**PROBLEM**
Here are records with pictures in them. Copy all of them exactly and leave the pictures out.

--- Start MATERIAL TO PROCESS ---

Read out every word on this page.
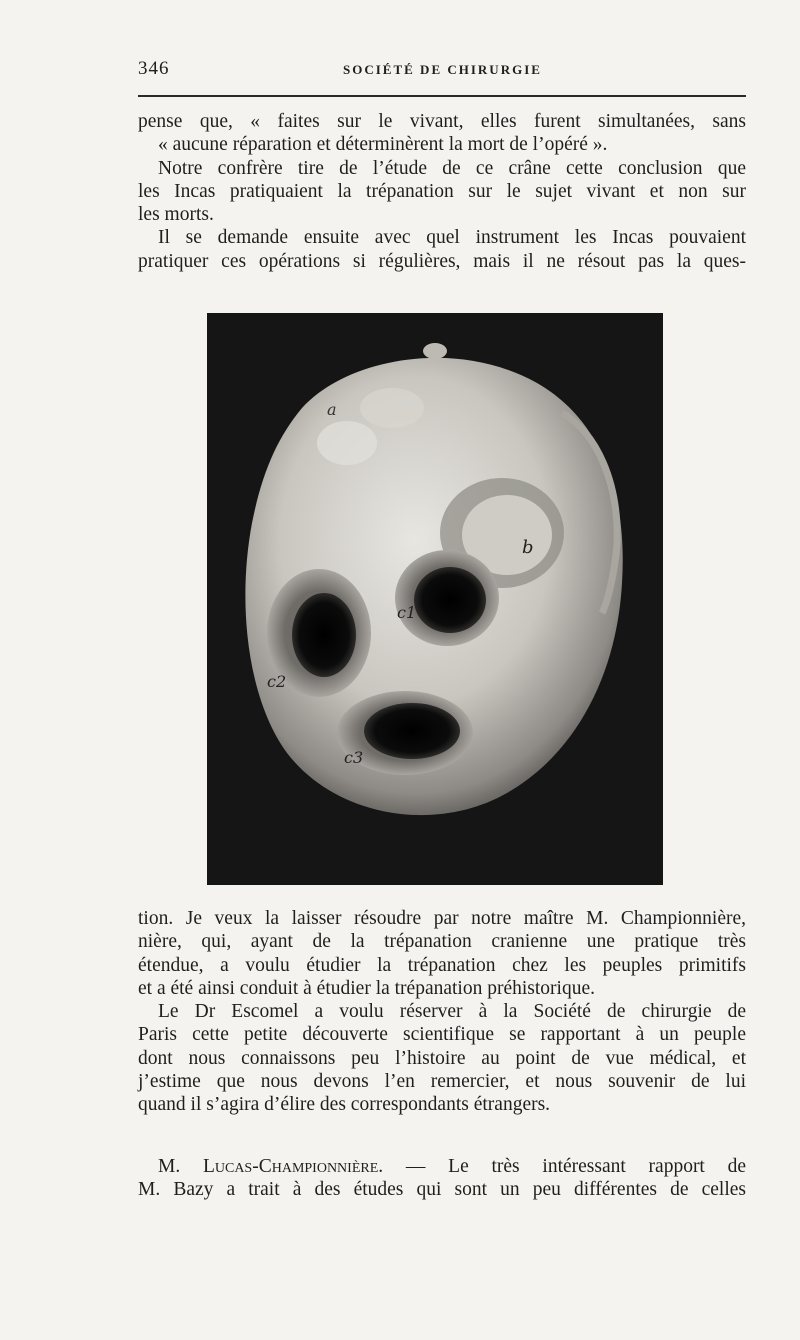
346	SOCIÉTÉ DE CHIRURGIE

pense que, « faites sur le vivant, elles furent simultanées, sans
« aucune réparation et déterminèrent la mort de l’opéré ».

Notre confrère tire de l’étude de ce crâne cette conclusion que
les Incas pratiquaient la trépanation sur le sujet vivant et non sur
les morts.

Il se demande ensuite avec quel instrument les Incas pouvaient
pratiquer ces opérations si régulières, mais il ne résout pas la ques-

a
b
c1
c2
c3

tion. Je veux la laisser résoudre par notre maître M. Championnière,
nière, qui, ayant de la trépanation cranienne une pratique très
étendue, a voulu étudier la trépanation chez les peuples primitifs
et a été ainsi conduit à étudier la trépanation préhistorique.

Le Dr Escomel a voulu réserver à la Société de chirurgie de
Paris cette petite découverte scientifique se rapportant à un peuple
dont nous connaissons peu l’histoire au point de vue médical, et
j’estime que nous devons l’en remercier, et nous souvenir de lui
quand il s’agira d’élire des correspondants étrangers.

M. Lucas-Championnière. — Le très intéressant rapport de
M. Bazy a trait à des études qui sont un peu différentes de celles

--- End MATERIAL TO PROCESS ---

**FULL ANSWER**
Read out every word on this page.
346	SOCIÉTÉ DE CHIRURGIE

pense que, « faites sur le vivant, elles furent simultanées, sans
« aucune réparation et déterminèrent la mort de l’opéré ».

Notre confrère tire de l’étude de ce crâne cette conclusion que
les Incas pratiquaient la trépanation sur le sujet vivant et non sur
les morts.

Il se demande ensuite avec quel instrument les Incas pouvaient
pratiquer ces opérations si régulières, mais il ne résout pas la ques-

a
b
c1
c2
c3

tion. Je veux la laisser résoudre par notre maître M. Championnière,
nière, qui, ayant de la trépanation cranienne une pratique très
étendue, a voulu étudier la trépanation chez les peuples primitifs
et a été ainsi conduit à étudier la trépanation préhistorique.

Le Dr Escomel a voulu réserver à la Société de chirurgie de
Paris cette petite découverte scientifique se rapportant à un peuple
dont nous connaissons peu l’histoire au point de vue médical, et
j’estime que nous devons l’en remercier, et nous souvenir de lui
quand il s’agira d’élire des correspondants étrangers.

M. Lucas-Championnière. — Le très intéressant rapport de
M. Bazy a trait à des études qui sont un peu différentes de celles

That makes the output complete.